> Document passage:
══════════
Although providing a broad definition of monoclonal antibody in 1999 might be evidence of a subjective intent to claim chimeric and humanized antibodies, the subjective intent to claim certain subject matter “is of little or no probative weight in determining the scope of a claim.” Howmedica, 540 F.3d at 1346. The focus in claim construction is on “the meaning that the term would have to a person of ordinary skill in the art in question at the time of the invention, i.e., as of the effective filing date of the patent application.” Phillips, 415 F.3d at 1312–13. The expanded scope of protection that Yeda sought in 1999 or even a definition given in a technical dictionary in 1992 is of little weight when determining the meaning of that claim term in 1984.
On June 2, 1999, Yeda also submitted the Declaration of Hartmut Engelmann, an assistant professor at the Munich University Institute of Immunology. Prosecution History at 527–31. Dr. Engelmann claimed that the first description of the generation of mouse-human antibody chimeras was published in an article by S.L. Morrison et al. in November of 1984 (“Morrison Article”), and therefore that a person of ordinary skill in the art could make mouse-human chimeras in December 1984 without undue experimentation. Id. at 529–30. Dr. Engelmann did not make any conclusions regarding what the term “monoclonal antibody” meant or whether the term “monoclonal antibody” would have been understood in 1984 to include chimeric antibodies. See id.
Examination of the prosecution history reveals that for the first ten years of prosecution, neither Yeda nor the examiner understood the term “monoclonal antibodies” to include chimeric or humanized antibodies. Like the evidence in the specification, the prosecution history weighs towards a construction of “monoclonal antibodies” which does not include chimeric or humanized antibodies. As the specification was created at the time of filing, and the prosecution history developed beginning at that time, those pieces of intrinsic evidence are given great weight.
══════════
Page segmentation records:
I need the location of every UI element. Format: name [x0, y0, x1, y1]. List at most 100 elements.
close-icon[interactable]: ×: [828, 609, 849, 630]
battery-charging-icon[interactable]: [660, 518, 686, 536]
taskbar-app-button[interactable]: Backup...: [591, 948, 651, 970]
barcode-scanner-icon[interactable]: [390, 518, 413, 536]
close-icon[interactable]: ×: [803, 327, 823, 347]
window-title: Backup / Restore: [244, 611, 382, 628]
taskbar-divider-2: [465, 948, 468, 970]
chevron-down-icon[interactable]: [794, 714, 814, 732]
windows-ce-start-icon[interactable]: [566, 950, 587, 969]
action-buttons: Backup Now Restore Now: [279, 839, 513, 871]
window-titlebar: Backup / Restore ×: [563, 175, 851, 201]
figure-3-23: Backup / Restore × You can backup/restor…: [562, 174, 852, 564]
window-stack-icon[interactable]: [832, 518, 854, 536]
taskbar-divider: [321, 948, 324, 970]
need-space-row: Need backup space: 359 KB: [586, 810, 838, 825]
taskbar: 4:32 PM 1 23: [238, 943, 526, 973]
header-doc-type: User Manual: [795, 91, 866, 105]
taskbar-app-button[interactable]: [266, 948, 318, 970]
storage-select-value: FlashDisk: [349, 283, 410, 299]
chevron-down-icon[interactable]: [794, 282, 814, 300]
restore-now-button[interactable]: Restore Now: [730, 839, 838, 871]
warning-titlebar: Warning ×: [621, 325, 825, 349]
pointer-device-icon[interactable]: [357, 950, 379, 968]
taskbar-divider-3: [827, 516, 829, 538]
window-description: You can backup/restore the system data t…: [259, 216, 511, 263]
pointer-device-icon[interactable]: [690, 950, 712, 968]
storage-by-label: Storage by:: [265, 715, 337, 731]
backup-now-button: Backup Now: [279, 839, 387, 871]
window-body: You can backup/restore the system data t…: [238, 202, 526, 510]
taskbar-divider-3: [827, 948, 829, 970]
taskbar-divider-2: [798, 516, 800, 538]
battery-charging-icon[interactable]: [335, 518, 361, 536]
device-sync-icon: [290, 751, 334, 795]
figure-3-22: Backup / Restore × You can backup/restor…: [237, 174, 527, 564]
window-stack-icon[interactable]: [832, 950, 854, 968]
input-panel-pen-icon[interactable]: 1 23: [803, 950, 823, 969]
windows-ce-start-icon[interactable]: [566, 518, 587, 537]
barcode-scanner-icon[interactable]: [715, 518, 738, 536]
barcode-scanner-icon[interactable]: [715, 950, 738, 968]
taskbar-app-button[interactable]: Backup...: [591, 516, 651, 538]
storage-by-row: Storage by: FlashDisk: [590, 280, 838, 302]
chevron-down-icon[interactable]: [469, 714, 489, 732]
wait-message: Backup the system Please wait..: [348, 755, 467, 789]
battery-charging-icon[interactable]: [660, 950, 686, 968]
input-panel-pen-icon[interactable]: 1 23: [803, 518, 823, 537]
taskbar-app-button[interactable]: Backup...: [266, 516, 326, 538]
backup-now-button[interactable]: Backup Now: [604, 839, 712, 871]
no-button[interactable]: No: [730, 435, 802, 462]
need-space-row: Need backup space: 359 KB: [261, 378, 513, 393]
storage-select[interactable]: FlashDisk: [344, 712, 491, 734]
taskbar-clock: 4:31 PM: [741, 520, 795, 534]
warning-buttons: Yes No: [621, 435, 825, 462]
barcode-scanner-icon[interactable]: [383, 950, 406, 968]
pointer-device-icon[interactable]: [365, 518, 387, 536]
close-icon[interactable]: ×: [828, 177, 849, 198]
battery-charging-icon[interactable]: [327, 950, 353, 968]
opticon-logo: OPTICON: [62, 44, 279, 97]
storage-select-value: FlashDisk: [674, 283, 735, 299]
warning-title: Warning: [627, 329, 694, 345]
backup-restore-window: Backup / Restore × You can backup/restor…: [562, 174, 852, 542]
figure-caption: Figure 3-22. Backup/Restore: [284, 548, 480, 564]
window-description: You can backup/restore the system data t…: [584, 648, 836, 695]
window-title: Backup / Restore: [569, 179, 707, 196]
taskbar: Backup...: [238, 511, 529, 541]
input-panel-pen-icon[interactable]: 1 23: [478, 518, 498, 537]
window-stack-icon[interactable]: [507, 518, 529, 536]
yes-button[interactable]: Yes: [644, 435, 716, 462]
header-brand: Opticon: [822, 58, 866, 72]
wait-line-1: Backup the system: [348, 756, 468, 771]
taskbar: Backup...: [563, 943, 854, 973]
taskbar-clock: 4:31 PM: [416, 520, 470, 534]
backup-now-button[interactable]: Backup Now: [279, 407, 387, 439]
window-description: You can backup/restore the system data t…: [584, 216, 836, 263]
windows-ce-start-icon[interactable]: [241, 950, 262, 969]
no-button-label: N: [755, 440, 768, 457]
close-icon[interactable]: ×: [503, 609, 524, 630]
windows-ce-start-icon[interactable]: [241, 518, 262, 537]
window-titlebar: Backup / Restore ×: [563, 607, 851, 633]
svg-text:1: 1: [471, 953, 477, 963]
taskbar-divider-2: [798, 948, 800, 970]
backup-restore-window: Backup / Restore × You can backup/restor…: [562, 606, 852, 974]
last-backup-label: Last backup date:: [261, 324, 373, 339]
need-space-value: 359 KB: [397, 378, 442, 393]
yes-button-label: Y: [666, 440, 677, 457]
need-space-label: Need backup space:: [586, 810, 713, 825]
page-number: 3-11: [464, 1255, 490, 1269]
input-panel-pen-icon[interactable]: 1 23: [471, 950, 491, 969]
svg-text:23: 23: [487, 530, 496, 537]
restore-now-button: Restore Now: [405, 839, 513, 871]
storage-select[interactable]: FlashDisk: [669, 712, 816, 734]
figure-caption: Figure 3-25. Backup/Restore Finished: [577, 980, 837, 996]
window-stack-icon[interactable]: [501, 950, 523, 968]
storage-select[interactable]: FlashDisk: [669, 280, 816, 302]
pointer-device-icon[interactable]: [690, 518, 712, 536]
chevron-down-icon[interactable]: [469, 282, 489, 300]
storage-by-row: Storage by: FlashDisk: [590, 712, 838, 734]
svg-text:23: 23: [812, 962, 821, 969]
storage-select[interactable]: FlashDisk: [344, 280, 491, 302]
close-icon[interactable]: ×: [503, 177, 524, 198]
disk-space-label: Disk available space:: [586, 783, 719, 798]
══════════
> Things to do:
1. In the claim construction passage, what position did Hartmut Engelmann hold?
2. Condense the paragraph of the claim construction passage that begins "On June 2, 1999, Yeda also submitted" into a short bulleted list that keeps its main facts.

> Task-by-task results:
1. He was an assistant professor at the Munich University Institute of Immunology.

2.
- On June 2, 1999, Yeda submitted a declaration by Hartmut Engelmann, an assistant professor at the Munich University Institute of Immunology.
- He stated that mouse-human antibody chimeras were first described in a November 1984 article by S.L. Morrison et al.
- From this, he concluded that a person of ordinary skill in the art could make such chimeras in December 1984 without undue experimentation.
- He drew no conclusions about what "monoclonal antibody" meant, or whether it would have been understood in 1984 to include chimeric antibodies.